### Aim of the task
Copy out the whole listing exactly as written, leaving the pictures behind.

### Material provided
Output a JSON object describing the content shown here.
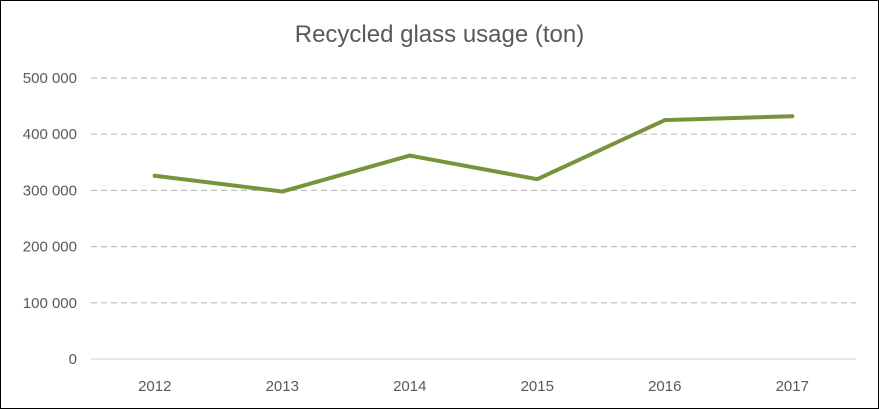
{
  "chart_data": {
    "type": "line",
    "title": "Recycled glass usage (ton)",
    "categories": [
      "2012",
      "2013",
      "2014",
      "2015",
      "2016",
      "2017"
    ],
    "series": [
      {
        "values": [
          326000,
          298000,
          362000,
          320000,
          425000,
          432000
        ],
        "color": "#77933c"
      }
    ],
    "ylim": [
      0,
      500000
    ],
    "yticks": [
      0,
      100000,
      200000,
      300000,
      400000,
      500000
    ],
    "ytick_labels": [
      "0",
      "100 000",
      "200 000",
      "300 000",
      "400 000",
      "500 000"
    ],
    "grid": true,
    "grid_color": "#bfbfbf",
    "axis_color": "#d9d9d9",
    "text_color": "#595959",
    "legend": "none"
  }
}
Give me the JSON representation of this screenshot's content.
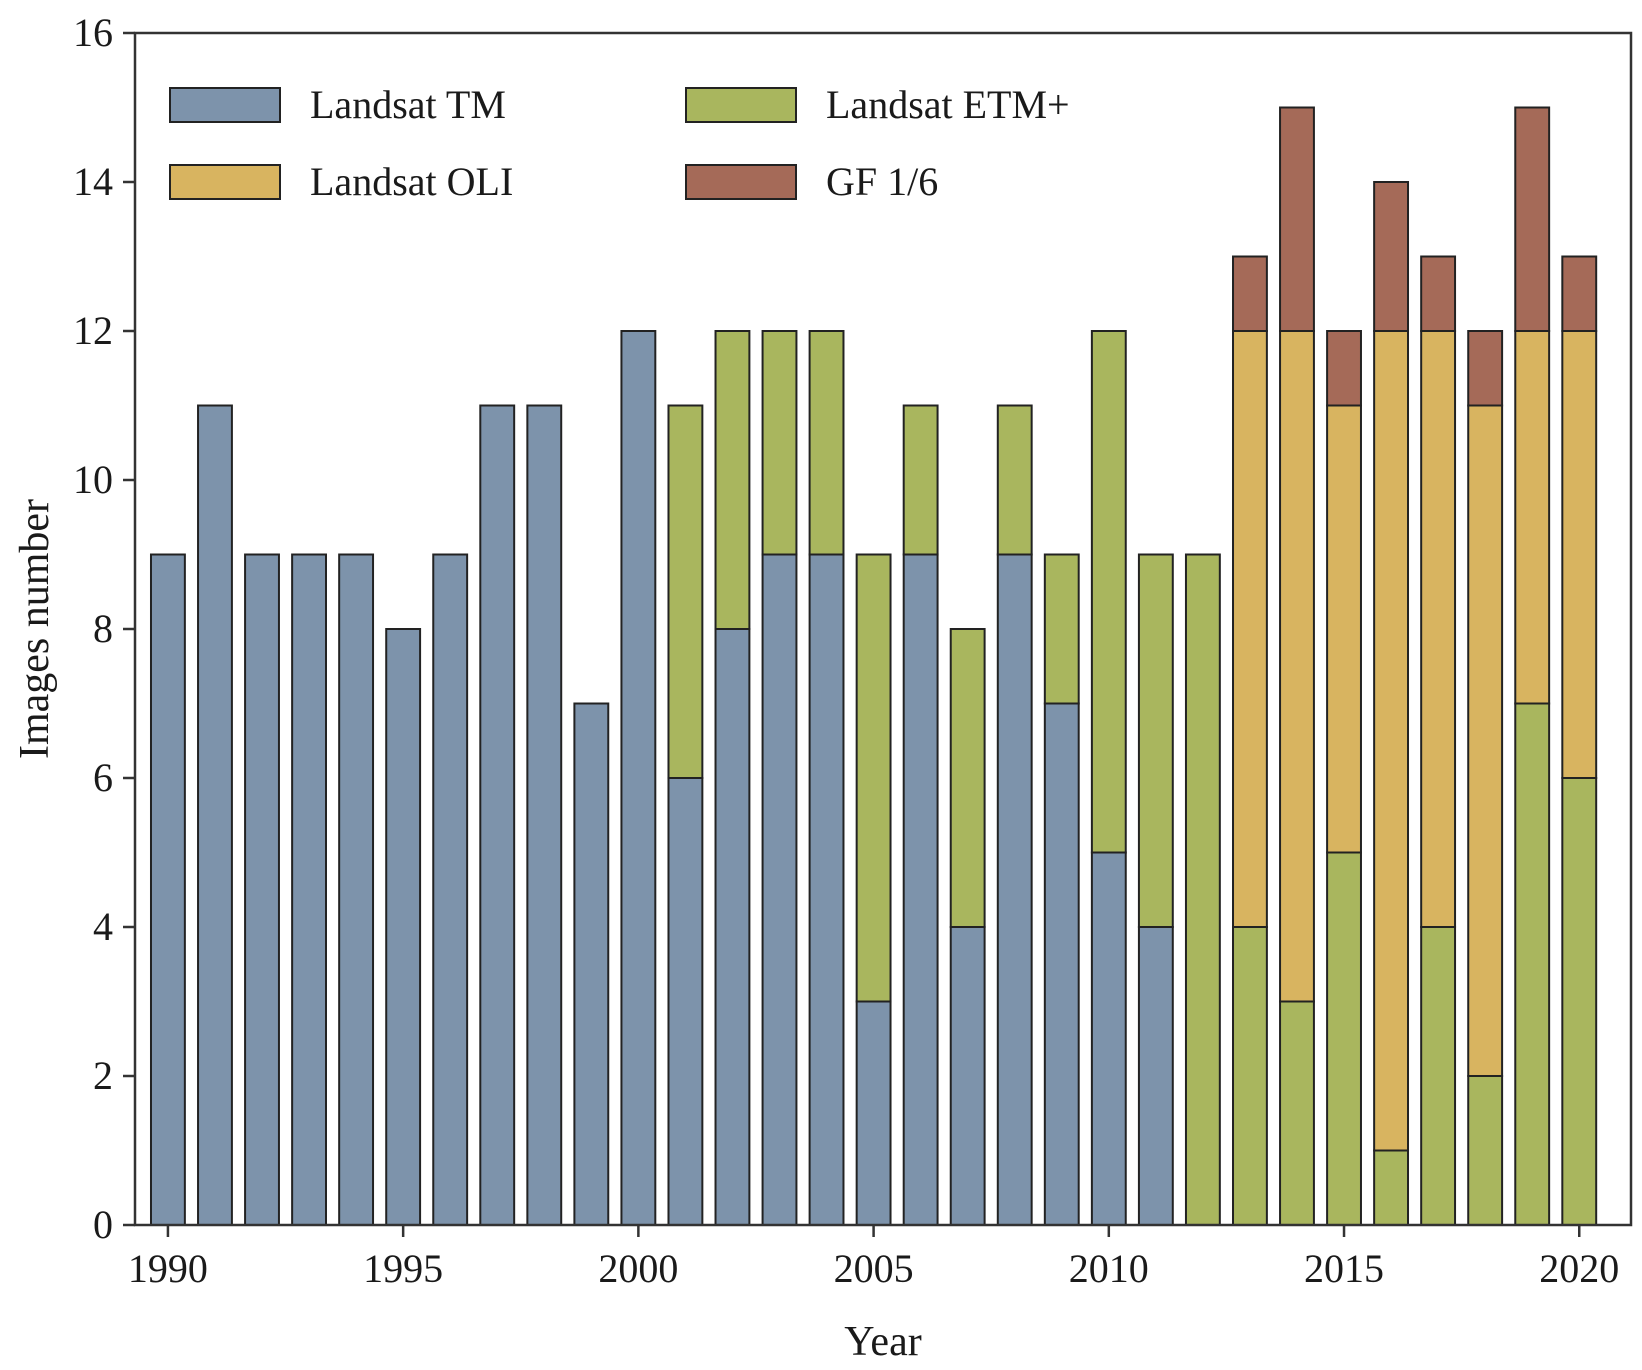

### Answer
Output a JSON object describing the content shown here.
{
  "chart_data": {
    "type": "line",
    "title": "Recycled glass usage (ton)",
    "categories": [
      "2012",
      "2013",
      "2014",
      "2015",
      "2016",
      "2017"
    ],
    "series": [
      {
        "values": [
          326000,
          298000,
          362000,
          320000,
          425000,
          432000
        ],
        "color": "#77933c"
      }
    ],
    "ylim": [
      0,
      500000
    ],
    "yticks": [
      0,
      100000,
      200000,
      300000,
      400000,
      500000
    ],
    "ytick_labels": [
      "0",
      "100 000",
      "200 000",
      "300 000",
      "400 000",
      "500 000"
    ],
    "grid": true,
    "grid_color": "#bfbfbf",
    "axis_color": "#d9d9d9",
    "text_color": "#595959",
    "legend": "none"
  }
}
Give me the JSON representation of this screenshot's content.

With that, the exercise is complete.